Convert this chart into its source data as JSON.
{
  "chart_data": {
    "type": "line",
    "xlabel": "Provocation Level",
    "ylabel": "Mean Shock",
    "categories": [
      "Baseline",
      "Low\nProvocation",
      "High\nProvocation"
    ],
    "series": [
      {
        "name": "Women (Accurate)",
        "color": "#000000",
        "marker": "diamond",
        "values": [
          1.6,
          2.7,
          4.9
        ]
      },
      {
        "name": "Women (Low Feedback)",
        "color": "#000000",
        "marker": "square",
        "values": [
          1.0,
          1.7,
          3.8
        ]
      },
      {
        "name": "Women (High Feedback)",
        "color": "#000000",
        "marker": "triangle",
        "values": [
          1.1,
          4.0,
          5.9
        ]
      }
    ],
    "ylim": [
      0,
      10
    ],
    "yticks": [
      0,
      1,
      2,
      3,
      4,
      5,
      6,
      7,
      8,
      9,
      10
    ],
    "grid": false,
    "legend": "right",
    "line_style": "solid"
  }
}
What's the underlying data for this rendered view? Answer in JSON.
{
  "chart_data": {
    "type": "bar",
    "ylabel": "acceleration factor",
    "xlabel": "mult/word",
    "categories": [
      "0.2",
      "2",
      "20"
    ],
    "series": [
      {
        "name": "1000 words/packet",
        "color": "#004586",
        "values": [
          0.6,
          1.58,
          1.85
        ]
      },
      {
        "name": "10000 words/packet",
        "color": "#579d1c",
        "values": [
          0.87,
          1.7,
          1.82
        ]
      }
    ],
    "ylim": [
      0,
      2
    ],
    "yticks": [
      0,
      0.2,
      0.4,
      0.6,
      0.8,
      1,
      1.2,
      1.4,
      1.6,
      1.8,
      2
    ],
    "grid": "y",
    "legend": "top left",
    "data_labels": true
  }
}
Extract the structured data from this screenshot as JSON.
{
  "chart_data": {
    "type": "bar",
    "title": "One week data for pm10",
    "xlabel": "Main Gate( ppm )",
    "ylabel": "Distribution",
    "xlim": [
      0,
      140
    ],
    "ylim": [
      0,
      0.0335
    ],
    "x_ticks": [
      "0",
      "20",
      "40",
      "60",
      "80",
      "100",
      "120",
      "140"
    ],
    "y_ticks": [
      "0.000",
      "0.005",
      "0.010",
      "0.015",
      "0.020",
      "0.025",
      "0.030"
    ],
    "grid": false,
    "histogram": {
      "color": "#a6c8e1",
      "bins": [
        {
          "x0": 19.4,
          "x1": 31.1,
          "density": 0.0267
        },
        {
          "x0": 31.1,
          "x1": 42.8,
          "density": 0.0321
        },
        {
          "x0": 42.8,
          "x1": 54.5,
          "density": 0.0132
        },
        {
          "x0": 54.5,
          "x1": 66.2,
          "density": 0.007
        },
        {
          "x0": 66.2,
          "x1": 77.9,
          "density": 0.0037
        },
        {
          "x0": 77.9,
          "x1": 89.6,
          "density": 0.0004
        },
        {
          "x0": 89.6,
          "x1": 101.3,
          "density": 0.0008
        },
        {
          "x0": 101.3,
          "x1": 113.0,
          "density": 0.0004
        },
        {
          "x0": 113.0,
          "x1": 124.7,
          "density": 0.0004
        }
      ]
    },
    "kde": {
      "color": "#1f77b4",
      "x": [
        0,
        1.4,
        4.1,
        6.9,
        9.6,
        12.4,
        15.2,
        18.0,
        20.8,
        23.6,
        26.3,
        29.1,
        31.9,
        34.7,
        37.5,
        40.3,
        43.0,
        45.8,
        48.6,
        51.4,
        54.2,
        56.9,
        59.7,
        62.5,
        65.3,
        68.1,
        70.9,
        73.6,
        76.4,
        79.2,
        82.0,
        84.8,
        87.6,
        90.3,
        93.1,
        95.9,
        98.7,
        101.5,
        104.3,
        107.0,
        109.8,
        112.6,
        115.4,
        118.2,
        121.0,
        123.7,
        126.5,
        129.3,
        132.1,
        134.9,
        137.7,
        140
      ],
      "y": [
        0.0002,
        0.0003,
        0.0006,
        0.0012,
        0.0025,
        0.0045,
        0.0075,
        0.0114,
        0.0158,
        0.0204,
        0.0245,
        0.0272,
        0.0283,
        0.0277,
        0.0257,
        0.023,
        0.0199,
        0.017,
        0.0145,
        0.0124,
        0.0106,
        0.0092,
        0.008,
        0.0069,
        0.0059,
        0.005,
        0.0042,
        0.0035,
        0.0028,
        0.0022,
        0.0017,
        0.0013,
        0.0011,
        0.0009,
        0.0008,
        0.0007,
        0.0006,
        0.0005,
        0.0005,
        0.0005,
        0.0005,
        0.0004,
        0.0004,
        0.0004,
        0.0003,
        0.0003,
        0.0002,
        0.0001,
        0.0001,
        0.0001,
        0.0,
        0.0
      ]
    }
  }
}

-----

Look through the listing and extract every line with "xlabel" in it.

**Task answer:**
    "xlabel": "Provocation Level",
    "xlabel": "mult/word",
    "xlabel": "Main Gate( ppm )",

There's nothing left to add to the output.